(Figure contents as structured data)
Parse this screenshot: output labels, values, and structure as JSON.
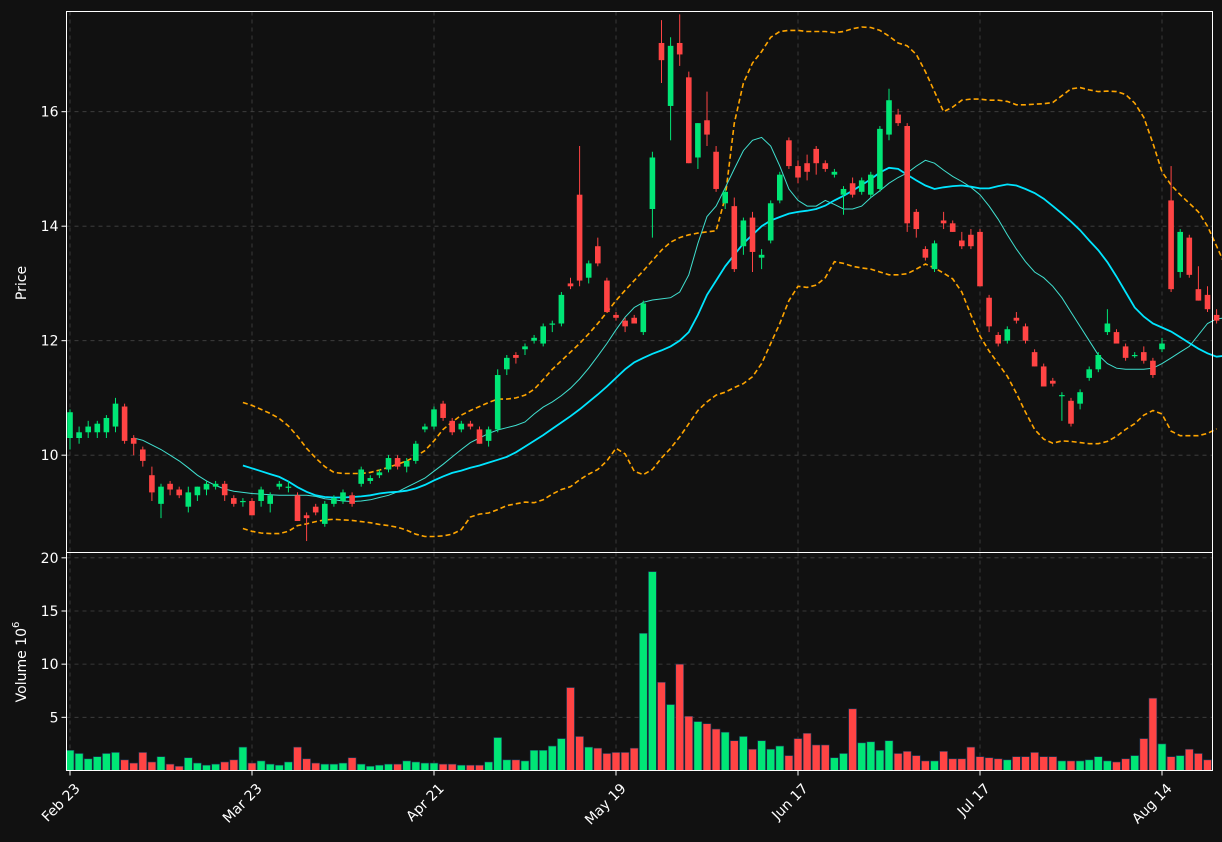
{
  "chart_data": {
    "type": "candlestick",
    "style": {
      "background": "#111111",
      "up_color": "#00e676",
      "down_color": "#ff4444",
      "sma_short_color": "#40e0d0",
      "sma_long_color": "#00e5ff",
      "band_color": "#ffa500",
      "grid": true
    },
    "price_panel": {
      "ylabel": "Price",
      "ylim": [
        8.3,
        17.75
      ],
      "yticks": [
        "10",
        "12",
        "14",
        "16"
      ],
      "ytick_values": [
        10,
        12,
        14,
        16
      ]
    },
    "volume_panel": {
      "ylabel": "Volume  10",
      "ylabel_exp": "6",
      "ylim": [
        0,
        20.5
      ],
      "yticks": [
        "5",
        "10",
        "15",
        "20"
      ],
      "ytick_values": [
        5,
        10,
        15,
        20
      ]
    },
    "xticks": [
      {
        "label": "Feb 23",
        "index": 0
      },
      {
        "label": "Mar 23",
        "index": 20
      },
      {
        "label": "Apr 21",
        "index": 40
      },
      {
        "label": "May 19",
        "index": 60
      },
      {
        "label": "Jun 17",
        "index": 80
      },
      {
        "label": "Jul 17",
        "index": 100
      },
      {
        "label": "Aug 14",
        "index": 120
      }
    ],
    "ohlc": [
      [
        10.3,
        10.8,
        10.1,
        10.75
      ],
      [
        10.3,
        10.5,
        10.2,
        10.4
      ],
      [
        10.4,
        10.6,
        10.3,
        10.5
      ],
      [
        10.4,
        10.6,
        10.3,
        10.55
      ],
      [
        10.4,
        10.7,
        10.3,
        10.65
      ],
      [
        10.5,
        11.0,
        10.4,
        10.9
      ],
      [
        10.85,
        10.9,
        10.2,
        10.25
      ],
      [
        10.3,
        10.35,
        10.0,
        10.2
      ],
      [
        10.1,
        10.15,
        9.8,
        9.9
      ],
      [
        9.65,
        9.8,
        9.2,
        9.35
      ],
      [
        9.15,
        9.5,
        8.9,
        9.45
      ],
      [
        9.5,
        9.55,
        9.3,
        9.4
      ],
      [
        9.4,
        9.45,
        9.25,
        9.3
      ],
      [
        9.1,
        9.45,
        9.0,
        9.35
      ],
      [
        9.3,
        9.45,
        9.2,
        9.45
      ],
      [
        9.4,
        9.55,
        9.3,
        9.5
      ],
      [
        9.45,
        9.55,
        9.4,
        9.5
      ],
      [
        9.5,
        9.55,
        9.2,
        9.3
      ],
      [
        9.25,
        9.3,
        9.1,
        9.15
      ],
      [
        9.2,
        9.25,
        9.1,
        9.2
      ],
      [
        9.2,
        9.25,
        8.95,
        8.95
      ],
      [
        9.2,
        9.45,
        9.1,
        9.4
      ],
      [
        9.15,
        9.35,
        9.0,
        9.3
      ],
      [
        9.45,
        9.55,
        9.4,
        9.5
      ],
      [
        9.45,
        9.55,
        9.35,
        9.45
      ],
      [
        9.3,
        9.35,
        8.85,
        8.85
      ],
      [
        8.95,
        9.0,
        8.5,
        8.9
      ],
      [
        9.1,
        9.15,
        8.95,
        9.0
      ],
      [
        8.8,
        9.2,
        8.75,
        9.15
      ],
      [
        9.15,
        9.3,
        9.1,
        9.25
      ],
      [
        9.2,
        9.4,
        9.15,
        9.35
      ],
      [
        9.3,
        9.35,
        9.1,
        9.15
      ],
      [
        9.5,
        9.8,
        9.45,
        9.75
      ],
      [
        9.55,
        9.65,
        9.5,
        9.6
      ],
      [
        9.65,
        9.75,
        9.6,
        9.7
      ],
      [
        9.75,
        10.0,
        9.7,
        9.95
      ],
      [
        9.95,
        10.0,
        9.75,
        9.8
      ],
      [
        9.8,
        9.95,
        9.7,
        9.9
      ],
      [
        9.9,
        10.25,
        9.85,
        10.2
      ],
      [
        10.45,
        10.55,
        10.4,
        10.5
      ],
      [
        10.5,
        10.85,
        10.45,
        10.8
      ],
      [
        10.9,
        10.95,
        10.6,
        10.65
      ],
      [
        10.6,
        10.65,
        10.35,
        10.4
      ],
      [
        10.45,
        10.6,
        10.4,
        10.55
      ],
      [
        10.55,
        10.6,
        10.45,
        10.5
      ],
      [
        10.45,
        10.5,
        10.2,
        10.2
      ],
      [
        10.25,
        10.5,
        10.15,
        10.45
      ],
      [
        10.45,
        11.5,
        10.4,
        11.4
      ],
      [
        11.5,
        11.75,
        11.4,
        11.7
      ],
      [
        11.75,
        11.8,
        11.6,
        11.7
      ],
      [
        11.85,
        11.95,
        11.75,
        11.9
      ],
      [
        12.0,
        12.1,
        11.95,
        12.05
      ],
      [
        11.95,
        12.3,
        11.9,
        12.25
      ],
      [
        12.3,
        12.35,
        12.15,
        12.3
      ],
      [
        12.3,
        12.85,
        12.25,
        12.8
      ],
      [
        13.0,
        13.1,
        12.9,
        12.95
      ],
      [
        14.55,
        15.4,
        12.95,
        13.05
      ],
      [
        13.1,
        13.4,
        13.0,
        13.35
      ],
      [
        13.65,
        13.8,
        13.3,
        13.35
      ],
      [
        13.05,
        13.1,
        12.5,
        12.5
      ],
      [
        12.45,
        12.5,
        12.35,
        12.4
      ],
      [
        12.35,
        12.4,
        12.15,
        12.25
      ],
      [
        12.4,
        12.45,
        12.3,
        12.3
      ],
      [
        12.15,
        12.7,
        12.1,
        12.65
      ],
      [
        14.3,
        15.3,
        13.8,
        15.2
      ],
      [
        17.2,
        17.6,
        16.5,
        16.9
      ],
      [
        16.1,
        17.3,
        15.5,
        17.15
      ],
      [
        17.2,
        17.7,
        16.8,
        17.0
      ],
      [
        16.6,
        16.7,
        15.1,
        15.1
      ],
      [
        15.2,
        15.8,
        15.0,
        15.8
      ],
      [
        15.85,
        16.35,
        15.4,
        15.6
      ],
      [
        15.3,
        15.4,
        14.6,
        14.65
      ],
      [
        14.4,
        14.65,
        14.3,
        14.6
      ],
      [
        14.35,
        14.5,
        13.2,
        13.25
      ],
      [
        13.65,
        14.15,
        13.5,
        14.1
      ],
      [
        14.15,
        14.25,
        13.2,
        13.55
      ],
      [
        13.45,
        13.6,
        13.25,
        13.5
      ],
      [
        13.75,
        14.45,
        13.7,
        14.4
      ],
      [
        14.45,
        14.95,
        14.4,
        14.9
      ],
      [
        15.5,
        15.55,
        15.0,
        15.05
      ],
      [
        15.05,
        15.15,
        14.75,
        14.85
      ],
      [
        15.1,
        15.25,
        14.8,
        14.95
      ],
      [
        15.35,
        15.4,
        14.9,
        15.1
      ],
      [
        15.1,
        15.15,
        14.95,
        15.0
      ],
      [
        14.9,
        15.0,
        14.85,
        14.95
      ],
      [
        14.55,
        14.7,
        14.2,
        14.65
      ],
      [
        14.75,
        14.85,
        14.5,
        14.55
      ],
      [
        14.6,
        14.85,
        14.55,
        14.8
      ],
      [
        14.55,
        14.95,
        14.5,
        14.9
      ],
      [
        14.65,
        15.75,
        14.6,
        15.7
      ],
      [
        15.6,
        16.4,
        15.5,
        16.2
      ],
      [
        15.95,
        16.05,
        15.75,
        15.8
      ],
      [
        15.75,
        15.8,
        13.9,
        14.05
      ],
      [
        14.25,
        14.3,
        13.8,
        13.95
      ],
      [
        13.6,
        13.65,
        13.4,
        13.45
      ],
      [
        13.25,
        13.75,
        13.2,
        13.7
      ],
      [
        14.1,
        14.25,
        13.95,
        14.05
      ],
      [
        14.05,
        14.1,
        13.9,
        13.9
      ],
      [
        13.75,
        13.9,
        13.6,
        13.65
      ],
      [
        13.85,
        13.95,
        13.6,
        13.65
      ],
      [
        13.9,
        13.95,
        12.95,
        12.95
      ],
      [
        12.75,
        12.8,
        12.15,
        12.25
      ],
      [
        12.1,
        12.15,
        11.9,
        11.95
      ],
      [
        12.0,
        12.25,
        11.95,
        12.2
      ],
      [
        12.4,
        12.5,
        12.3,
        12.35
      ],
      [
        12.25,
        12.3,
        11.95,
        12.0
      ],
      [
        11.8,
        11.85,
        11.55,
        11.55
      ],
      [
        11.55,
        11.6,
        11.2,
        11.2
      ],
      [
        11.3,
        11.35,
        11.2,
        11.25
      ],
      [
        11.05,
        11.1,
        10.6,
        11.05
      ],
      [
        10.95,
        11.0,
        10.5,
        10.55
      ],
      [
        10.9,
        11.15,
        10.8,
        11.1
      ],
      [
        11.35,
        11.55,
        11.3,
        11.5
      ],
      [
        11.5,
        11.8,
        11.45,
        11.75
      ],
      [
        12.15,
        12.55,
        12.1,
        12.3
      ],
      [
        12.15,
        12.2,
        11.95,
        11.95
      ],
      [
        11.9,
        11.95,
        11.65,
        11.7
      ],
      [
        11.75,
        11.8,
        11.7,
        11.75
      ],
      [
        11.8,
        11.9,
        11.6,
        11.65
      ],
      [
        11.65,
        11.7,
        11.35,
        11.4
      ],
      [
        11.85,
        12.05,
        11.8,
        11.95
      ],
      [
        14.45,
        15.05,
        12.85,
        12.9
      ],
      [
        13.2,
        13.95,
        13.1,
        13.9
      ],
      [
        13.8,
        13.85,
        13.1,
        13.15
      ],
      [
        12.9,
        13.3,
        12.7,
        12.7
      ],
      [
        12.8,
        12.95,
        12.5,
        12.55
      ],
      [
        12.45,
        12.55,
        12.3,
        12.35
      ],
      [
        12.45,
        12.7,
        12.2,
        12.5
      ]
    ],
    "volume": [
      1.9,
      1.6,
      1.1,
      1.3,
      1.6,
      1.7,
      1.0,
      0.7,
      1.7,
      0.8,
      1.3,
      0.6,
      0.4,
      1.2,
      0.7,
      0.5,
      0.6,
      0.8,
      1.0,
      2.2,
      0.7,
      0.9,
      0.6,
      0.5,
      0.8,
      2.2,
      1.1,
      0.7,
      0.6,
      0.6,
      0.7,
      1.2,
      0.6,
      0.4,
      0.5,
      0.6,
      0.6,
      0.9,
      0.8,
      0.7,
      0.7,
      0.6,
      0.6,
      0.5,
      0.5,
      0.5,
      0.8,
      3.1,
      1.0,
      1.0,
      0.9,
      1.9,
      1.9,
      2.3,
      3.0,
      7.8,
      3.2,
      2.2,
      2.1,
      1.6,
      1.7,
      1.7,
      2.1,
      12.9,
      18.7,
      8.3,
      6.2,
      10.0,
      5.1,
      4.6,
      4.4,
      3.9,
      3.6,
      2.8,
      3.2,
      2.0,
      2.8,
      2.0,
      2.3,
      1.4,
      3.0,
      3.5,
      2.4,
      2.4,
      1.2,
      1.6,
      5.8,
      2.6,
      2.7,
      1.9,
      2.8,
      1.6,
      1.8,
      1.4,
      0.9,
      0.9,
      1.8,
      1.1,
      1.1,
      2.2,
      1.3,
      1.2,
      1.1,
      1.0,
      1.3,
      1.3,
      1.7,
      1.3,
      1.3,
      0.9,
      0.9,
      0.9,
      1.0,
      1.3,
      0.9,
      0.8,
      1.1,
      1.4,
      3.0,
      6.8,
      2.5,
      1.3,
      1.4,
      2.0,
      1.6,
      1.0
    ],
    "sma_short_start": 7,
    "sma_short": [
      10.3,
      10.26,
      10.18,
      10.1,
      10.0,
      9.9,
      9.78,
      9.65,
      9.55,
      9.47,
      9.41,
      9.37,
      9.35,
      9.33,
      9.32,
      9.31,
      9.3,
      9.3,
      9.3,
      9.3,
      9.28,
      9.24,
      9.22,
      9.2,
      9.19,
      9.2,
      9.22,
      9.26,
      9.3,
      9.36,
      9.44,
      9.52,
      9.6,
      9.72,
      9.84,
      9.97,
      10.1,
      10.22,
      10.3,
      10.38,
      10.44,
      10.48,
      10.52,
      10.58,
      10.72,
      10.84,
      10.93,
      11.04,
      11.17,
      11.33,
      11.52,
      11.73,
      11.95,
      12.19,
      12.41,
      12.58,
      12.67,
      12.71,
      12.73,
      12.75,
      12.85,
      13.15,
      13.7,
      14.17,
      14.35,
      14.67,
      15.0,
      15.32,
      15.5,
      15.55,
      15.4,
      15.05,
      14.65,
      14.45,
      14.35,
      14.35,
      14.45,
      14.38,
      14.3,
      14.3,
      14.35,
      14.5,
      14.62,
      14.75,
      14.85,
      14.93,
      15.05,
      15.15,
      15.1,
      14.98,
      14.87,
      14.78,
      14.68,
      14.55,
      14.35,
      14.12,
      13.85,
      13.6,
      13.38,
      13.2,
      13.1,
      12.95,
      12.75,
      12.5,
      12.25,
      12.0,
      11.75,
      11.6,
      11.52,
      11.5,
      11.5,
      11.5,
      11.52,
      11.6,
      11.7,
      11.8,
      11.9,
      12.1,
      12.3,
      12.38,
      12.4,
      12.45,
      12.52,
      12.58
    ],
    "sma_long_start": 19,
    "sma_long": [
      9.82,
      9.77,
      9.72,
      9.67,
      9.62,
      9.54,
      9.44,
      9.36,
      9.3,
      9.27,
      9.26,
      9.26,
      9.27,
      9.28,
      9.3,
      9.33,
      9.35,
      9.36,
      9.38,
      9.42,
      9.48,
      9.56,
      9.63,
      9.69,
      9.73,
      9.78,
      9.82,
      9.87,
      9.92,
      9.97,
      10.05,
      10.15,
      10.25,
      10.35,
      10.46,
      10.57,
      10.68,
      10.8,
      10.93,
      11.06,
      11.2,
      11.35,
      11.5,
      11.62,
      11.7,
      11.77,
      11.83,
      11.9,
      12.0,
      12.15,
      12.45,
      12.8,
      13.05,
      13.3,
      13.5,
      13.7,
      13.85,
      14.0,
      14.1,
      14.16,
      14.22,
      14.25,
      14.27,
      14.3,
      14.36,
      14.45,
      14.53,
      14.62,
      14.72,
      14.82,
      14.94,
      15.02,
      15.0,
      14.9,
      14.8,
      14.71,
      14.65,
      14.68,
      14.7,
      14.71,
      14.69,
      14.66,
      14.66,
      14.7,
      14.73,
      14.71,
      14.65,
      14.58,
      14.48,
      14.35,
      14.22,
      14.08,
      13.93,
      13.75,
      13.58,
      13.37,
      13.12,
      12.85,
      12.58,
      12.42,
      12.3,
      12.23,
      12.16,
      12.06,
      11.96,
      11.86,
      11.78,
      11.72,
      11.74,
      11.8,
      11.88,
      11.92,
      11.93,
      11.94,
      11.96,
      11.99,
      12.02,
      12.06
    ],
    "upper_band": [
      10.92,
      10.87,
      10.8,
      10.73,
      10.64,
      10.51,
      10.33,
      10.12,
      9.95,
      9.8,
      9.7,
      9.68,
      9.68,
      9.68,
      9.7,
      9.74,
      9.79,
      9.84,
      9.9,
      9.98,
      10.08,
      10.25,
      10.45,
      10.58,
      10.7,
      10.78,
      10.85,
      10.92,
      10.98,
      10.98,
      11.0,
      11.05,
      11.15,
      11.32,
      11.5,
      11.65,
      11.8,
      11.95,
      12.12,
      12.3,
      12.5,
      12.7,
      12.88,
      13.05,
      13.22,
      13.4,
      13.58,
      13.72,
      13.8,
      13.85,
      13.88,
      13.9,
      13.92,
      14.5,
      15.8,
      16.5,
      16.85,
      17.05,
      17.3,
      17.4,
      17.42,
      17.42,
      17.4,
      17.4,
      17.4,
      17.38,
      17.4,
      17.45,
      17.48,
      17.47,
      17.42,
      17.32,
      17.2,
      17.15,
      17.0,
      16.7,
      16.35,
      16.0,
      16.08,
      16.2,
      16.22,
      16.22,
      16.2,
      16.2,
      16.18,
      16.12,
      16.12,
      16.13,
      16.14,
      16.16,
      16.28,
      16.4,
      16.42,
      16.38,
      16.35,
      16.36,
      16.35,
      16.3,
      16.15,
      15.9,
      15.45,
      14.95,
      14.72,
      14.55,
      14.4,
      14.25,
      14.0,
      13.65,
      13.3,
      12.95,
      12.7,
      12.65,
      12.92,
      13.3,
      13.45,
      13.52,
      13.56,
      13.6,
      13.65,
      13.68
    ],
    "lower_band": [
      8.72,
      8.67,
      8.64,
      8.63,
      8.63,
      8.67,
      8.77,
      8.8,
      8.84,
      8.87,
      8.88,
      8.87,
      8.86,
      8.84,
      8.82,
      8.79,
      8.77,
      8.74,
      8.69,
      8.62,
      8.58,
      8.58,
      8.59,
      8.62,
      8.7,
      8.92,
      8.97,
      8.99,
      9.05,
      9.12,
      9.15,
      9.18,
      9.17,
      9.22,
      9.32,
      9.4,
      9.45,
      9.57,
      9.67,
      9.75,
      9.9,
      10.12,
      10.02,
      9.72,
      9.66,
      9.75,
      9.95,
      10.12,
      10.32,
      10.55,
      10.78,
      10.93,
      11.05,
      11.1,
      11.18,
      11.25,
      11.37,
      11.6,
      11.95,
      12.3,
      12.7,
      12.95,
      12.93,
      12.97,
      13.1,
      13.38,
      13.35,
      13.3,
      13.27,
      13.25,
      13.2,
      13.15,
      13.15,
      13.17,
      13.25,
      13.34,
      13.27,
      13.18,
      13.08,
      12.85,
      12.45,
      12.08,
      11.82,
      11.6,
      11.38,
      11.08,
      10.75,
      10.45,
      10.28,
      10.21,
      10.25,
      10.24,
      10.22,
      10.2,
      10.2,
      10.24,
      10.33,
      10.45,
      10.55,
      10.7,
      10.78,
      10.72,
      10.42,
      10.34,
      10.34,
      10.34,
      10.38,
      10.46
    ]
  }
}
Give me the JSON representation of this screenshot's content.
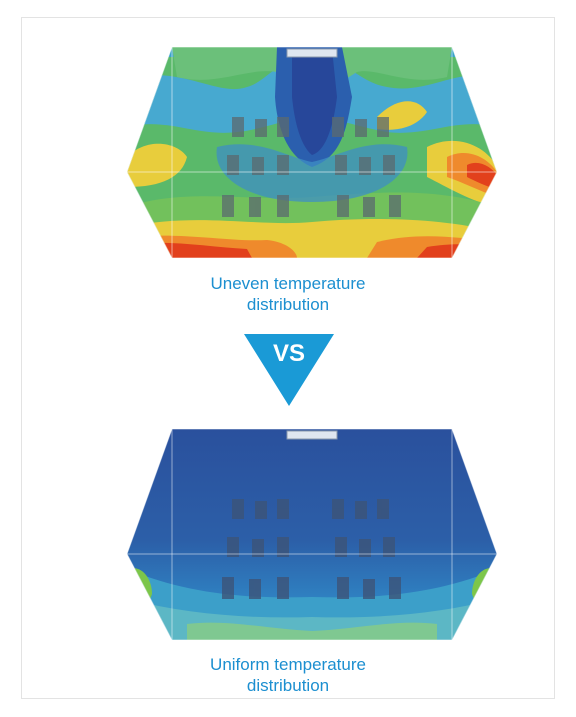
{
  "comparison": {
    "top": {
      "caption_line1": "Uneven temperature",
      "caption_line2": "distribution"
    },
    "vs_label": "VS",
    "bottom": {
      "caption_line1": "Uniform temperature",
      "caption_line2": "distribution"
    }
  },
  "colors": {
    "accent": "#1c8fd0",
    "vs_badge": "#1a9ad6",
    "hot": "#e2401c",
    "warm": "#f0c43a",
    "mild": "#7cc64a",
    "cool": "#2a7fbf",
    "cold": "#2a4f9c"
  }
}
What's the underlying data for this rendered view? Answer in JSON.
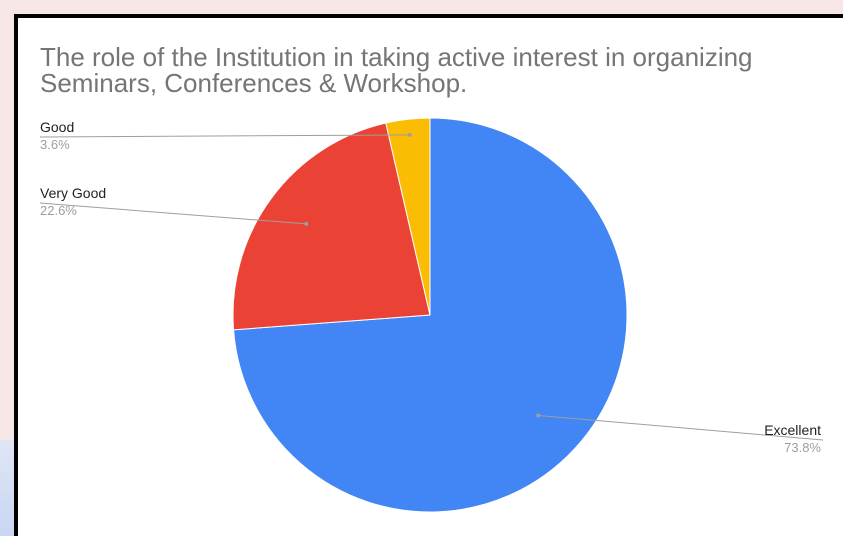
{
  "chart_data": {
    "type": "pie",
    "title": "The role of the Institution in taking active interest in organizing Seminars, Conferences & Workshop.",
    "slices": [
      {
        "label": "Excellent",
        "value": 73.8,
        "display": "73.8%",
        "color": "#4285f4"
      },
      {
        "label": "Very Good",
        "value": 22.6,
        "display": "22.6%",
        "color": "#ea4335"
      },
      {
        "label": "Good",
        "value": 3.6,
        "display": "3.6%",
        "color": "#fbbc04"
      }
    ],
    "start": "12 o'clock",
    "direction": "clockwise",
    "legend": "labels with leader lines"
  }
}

■ GOAL:
Pick out every line above that contains the word "screenshot" and copy it.

■ RESPONSE TO THIS EXERCISE:
Parse this screenshot: output labels, values, and structure as JSON.
Give me the JSON representation of this screenshot's content.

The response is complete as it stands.